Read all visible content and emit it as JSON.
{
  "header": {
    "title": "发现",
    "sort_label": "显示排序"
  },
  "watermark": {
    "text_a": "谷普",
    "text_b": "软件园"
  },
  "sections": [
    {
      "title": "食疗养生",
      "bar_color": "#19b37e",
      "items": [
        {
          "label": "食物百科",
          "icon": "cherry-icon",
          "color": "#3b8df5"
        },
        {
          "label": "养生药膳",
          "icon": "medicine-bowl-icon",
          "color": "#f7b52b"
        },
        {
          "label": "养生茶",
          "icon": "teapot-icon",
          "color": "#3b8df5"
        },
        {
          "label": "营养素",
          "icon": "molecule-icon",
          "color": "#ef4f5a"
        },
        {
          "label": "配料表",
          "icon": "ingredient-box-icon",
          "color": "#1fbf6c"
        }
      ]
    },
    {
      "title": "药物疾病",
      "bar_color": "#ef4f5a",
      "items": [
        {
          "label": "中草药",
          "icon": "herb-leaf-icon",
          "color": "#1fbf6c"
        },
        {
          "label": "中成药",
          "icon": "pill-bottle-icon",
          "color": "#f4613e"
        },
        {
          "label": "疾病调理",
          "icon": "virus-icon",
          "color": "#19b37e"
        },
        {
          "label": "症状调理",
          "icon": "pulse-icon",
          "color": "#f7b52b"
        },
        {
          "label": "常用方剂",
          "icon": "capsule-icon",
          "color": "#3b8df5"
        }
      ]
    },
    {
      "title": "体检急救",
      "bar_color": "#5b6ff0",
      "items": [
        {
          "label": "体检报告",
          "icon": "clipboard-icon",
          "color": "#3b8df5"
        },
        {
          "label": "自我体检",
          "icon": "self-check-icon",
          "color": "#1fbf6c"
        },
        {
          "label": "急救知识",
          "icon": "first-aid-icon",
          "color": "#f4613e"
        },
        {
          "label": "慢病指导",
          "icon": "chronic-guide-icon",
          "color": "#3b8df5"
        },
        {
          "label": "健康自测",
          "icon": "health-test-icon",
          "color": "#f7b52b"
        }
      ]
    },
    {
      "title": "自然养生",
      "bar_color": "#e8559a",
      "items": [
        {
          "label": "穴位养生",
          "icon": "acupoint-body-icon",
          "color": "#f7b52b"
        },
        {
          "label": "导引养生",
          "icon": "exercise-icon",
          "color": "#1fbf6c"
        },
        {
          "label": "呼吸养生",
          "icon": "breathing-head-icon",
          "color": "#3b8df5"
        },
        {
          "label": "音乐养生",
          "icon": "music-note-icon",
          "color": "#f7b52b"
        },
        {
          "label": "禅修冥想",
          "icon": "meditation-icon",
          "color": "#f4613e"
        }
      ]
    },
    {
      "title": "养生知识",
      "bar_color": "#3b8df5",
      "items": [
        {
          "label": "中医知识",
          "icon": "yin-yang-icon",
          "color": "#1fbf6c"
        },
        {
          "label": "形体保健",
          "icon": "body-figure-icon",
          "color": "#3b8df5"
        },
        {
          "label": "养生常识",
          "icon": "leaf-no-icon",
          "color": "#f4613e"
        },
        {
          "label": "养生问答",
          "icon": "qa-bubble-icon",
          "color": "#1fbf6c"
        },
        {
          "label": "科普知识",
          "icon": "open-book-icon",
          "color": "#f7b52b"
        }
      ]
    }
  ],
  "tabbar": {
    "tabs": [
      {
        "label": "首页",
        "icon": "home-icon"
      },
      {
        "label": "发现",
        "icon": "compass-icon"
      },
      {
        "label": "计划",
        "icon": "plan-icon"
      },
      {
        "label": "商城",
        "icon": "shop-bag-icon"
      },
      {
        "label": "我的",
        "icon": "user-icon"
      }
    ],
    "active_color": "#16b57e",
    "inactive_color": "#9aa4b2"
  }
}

##########

Each line that includes the word "title" counts once; report how many such lines the entries have, and nothing else.

6